[Begin]
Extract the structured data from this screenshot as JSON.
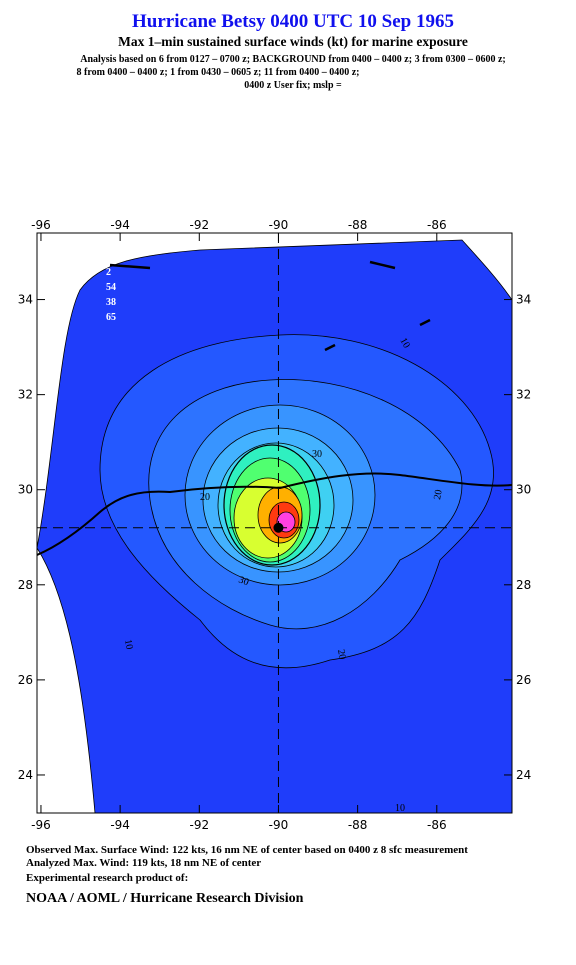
{
  "header": {
    "title": "Hurricane Betsy 0400 UTC 10 Sep 1965",
    "subtitle": "Max 1–min sustained surface winds (kt) for marine exposure",
    "analysis": [
      "Analysis based on  6 from 0127 – 0700 z;  BACKGROUND from 0400 – 0400 z;  3 from 0300 – 0600 z;",
      "8 from 0400 – 0400 z;  1 from 0430 – 0605 z;  11 from 0400 – 0400 z;",
      "0400 z User fix; mslp ="
    ]
  },
  "map": {
    "xlim": [
      -96.1,
      -84.1
    ],
    "ylim": [
      23.2,
      35.4
    ],
    "xticks": [
      -96,
      -94,
      -92,
      -90,
      -88,
      -86
    ],
    "yticks": [
      24,
      26,
      28,
      30,
      32,
      34
    ],
    "center": {
      "lon": -90,
      "lat": 29.2
    },
    "legend": [
      "2",
      "54",
      "38",
      "65"
    ],
    "contour_labels": [
      10,
      30,
      20,
      20,
      30,
      20,
      10,
      10,
      10
    ]
  },
  "footer": {
    "observed": "Observed Max. Surface Wind: 122 kts, 16 nm NE of center based on 0400 z 8 sfc measurement",
    "analyzed": "Analyzed Max. Wind: 119 kts, 18 nm NE of center",
    "product": "Experimental research product of:",
    "org": "NOAA / AOML / Hurricane Research Division"
  }
}
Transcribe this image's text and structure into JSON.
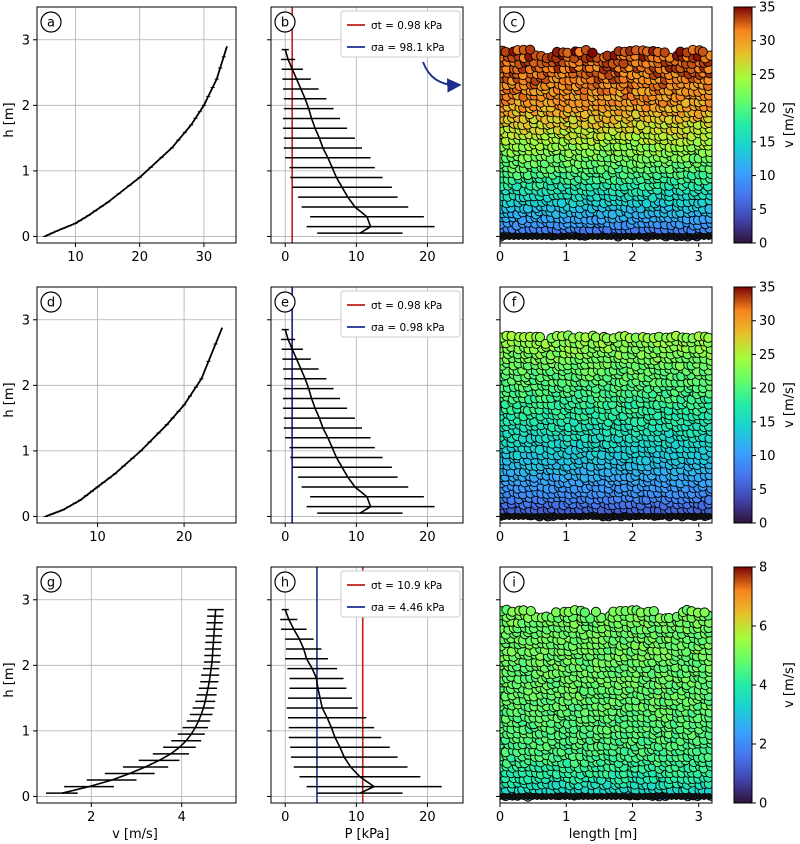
{
  "figure": {
    "rows": [
      {
        "v_label": "",
        "p_label": "",
        "x_label": ""
      },
      {
        "v_label": "",
        "p_label": "",
        "x_label": ""
      },
      {
        "v_label": "v [m/s]",
        "p_label": "P [kPa]",
        "x_label": "length [m]"
      }
    ]
  },
  "chart_data": [
    {
      "panel": "a",
      "type": "line",
      "xlabel": "",
      "ylabel": "h [m]",
      "xlim": [
        4,
        35
      ],
      "ylim": [
        -0.1,
        3.5
      ],
      "xticks": [
        10,
        20,
        30
      ],
      "yticks": [
        0,
        1,
        2,
        3
      ],
      "grid": true,
      "series": [
        {
          "name": "v",
          "x": [
            5.2,
            7,
            10,
            12,
            15,
            20,
            25,
            28,
            30,
            32,
            33.6
          ],
          "y": [
            0,
            0.08,
            0.2,
            0.32,
            0.52,
            0.9,
            1.35,
            1.7,
            2.0,
            2.4,
            2.9
          ]
        }
      ]
    },
    {
      "panel": "b",
      "type": "line",
      "xlabel": "",
      "ylabel": "",
      "xlim": [
        -2,
        25
      ],
      "ylim": [
        -0.1,
        3.5
      ],
      "xticks": [
        0,
        10,
        20
      ],
      "yticks": [
        0,
        1,
        2,
        3
      ],
      "grid": true,
      "legend": [
        {
          "label": "σt = 0.98 kPa",
          "color": "#c0201a",
          "value": 0.98
        },
        {
          "label": "σa = 98.1 kPa",
          "color": "#1c2d8c",
          "value": 98.1
        }
      ],
      "annotation": "arrow pointing to panel c",
      "series": [
        {
          "name": "P",
          "h": [
            2.85,
            2.7,
            2.55,
            2.4,
            2.25,
            2.1,
            1.95,
            1.8,
            1.65,
            1.5,
            1.35,
            1.2,
            1.05,
            0.9,
            0.75,
            0.6,
            0.45,
            0.3,
            0.15,
            0.05
          ],
          "mean": [
            0.0,
            0.4,
            1.0,
            1.6,
            2.2,
            2.8,
            3.3,
            3.7,
            4.2,
            4.8,
            5.3,
            6.0,
            6.6,
            7.2,
            8.0,
            8.8,
            9.8,
            11.5,
            12.0,
            10.5
          ],
          "err": [
            0.5,
            1.0,
            1.5,
            2.0,
            2.5,
            3.0,
            3.5,
            4.0,
            4.5,
            5.0,
            5.5,
            6.0,
            6.0,
            6.5,
            7.0,
            7.0,
            7.5,
            8.0,
            9.0,
            6.0
          ]
        }
      ]
    },
    {
      "panel": "c",
      "type": "scatter",
      "xlabel": "",
      "ylabel": "",
      "xlim": [
        0,
        3.2
      ],
      "ylim": [
        -0.1,
        3.5
      ],
      "xticks": [
        0,
        1,
        2,
        3
      ],
      "yticks": [
        0,
        1,
        2,
        3
      ],
      "colorbar": {
        "label": "v [m/s]",
        "min": 0,
        "max": 35,
        "ticks": [
          0,
          5,
          10,
          15,
          20,
          25,
          30,
          35
        ]
      },
      "profile": {
        "h": [
          0,
          0.2,
          0.5,
          1.0,
          1.5,
          2.0,
          2.5,
          2.9
        ],
        "v": [
          5,
          10,
          14,
          20,
          25,
          30,
          32,
          33.6
        ]
      },
      "fill_top": 2.85
    },
    {
      "panel": "d",
      "type": "line",
      "xlabel": "",
      "ylabel": "h [m]",
      "xlim": [
        3,
        26
      ],
      "ylim": [
        -0.1,
        3.5
      ],
      "xticks": [
        10,
        20
      ],
      "yticks": [
        0,
        1,
        2,
        3
      ],
      "grid": true,
      "series": [
        {
          "name": "v",
          "x": [
            4,
            6,
            8,
            10,
            12,
            15,
            18,
            20,
            22,
            24.4
          ],
          "y": [
            0,
            0.1,
            0.25,
            0.45,
            0.65,
            1.0,
            1.4,
            1.7,
            2.1,
            2.88
          ]
        }
      ]
    },
    {
      "panel": "e",
      "type": "line",
      "xlabel": "",
      "ylabel": "",
      "xlim": [
        -2,
        25
      ],
      "ylim": [
        -0.1,
        3.5
      ],
      "xticks": [
        0,
        10,
        20
      ],
      "yticks": [
        0,
        1,
        2,
        3
      ],
      "grid": true,
      "legend": [
        {
          "label": "σt = 0.98 kPa",
          "color": "#c0201a",
          "value": 0.98
        },
        {
          "label": "σa = 0.98 kPa",
          "color": "#1c2d8c",
          "value": 0.98
        }
      ],
      "series": [
        {
          "name": "P",
          "h": [
            2.85,
            2.7,
            2.55,
            2.4,
            2.25,
            2.1,
            1.95,
            1.8,
            1.65,
            1.5,
            1.35,
            1.2,
            1.05,
            0.9,
            0.75,
            0.6,
            0.45,
            0.3,
            0.15,
            0.05
          ],
          "mean": [
            0.0,
            0.4,
            1.0,
            1.6,
            2.2,
            2.8,
            3.3,
            3.7,
            4.2,
            4.8,
            5.3,
            6.0,
            6.6,
            7.2,
            8.0,
            8.8,
            9.8,
            11.5,
            12.0,
            10.5
          ],
          "err": [
            0.5,
            1.0,
            1.5,
            2.0,
            2.5,
            3.0,
            3.5,
            4.0,
            4.5,
            5.0,
            5.5,
            6.0,
            6.0,
            6.5,
            7.0,
            7.0,
            7.5,
            8.0,
            9.0,
            6.0
          ]
        }
      ]
    },
    {
      "panel": "f",
      "type": "scatter",
      "xlabel": "",
      "ylabel": "",
      "xlim": [
        0,
        3.2
      ],
      "ylim": [
        -0.1,
        3.5
      ],
      "xticks": [
        0,
        1,
        2,
        3
      ],
      "yticks": [
        0,
        1,
        2,
        3
      ],
      "colorbar": {
        "label": "v [m/s]",
        "min": 0,
        "max": 35,
        "ticks": [
          0,
          5,
          10,
          15,
          20,
          25,
          30,
          35
        ]
      },
      "profile": {
        "h": [
          0,
          0.3,
          0.7,
          1.2,
          1.7,
          2.2,
          2.6,
          2.88
        ],
        "v": [
          4,
          8.5,
          12,
          15.5,
          18.5,
          21,
          23,
          24.4
        ]
      },
      "fill_top": 2.82
    },
    {
      "panel": "g",
      "type": "line",
      "xlabel": "v [m/s]",
      "ylabel": "h [m]",
      "xlim": [
        0.8,
        5.2
      ],
      "ylim": [
        -0.1,
        3.5
      ],
      "xticks": [
        2,
        4
      ],
      "yticks": [
        0,
        1,
        2,
        3
      ],
      "grid": true,
      "series": [
        {
          "name": "v",
          "h": [
            2.85,
            2.75,
            2.65,
            2.55,
            2.45,
            2.35,
            2.25,
            2.15,
            2.05,
            1.95,
            1.85,
            1.75,
            1.65,
            1.55,
            1.45,
            1.35,
            1.25,
            1.15,
            1.05,
            0.95,
            0.85,
            0.75,
            0.65,
            0.55,
            0.45,
            0.35,
            0.25,
            0.15,
            0.05
          ],
          "mean": [
            4.75,
            4.74,
            4.73,
            4.72,
            4.71,
            4.7,
            4.69,
            4.68,
            4.67,
            4.65,
            4.63,
            4.61,
            4.58,
            4.55,
            4.52,
            4.48,
            4.43,
            4.37,
            4.3,
            4.21,
            4.1,
            3.95,
            3.76,
            3.5,
            3.2,
            2.85,
            2.45,
            1.95,
            1.35
          ],
          "err": [
            0.18,
            0.18,
            0.18,
            0.18,
            0.18,
            0.18,
            0.18,
            0.18,
            0.18,
            0.18,
            0.2,
            0.2,
            0.2,
            0.22,
            0.22,
            0.24,
            0.25,
            0.26,
            0.28,
            0.3,
            0.33,
            0.36,
            0.4,
            0.45,
            0.5,
            0.55,
            0.55,
            0.55,
            0.35
          ]
        }
      ]
    },
    {
      "panel": "h",
      "type": "line",
      "xlabel": "P [kPa]",
      "ylabel": "",
      "xlim": [
        -2,
        25
      ],
      "ylim": [
        -0.1,
        3.5
      ],
      "xticks": [
        0,
        10,
        20
      ],
      "yticks": [
        0,
        1,
        2,
        3
      ],
      "grid": true,
      "legend": [
        {
          "label": "σt = 10.9 kPa",
          "color": "#c0201a",
          "value": 10.9
        },
        {
          "label": "σa = 4.46 kPa",
          "color": "#1c2d8c",
          "value": 4.46
        }
      ],
      "series": [
        {
          "name": "P",
          "h": [
            2.85,
            2.7,
            2.55,
            2.4,
            2.25,
            2.1,
            1.95,
            1.8,
            1.65,
            1.5,
            1.35,
            1.2,
            1.05,
            0.9,
            0.75,
            0.6,
            0.45,
            0.3,
            0.15,
            0.05
          ],
          "mean": [
            0.0,
            0.5,
            1.2,
            2.0,
            2.6,
            3.0,
            3.8,
            4.4,
            4.6,
            4.9,
            5.2,
            5.9,
            6.5,
            7.0,
            7.7,
            8.3,
            9.2,
            10.5,
            12.5,
            10.5
          ],
          "err": [
            0.5,
            1.2,
            1.8,
            2.0,
            2.5,
            3.0,
            3.5,
            3.8,
            4.0,
            4.5,
            5.0,
            5.5,
            6.0,
            6.5,
            7.0,
            7.5,
            8.0,
            8.5,
            9.5,
            6.0
          ]
        }
      ]
    },
    {
      "panel": "i",
      "type": "scatter",
      "xlabel": "length [m]",
      "ylabel": "",
      "xlim": [
        0,
        3.2
      ],
      "ylim": [
        -0.1,
        3.5
      ],
      "xticks": [
        0,
        1,
        2,
        3
      ],
      "yticks": [
        0,
        1,
        2,
        3
      ],
      "colorbar": {
        "label": "v [m/s]",
        "min": 0,
        "max": 8,
        "ticks": [
          0,
          2,
          4,
          6,
          8
        ]
      },
      "profile": {
        "h": [
          0,
          0.1,
          0.3,
          0.6,
          1.0,
          1.5,
          2.0,
          2.9
        ],
        "v": [
          2.5,
          3.5,
          4.0,
          4.4,
          4.6,
          4.8,
          4.9,
          5.0
        ]
      },
      "fill_top": 2.85
    }
  ]
}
[End]
**CHALLENGE**
State, as a number only, how many lines in the entries include "based".

**WORKED SOLUTION**
2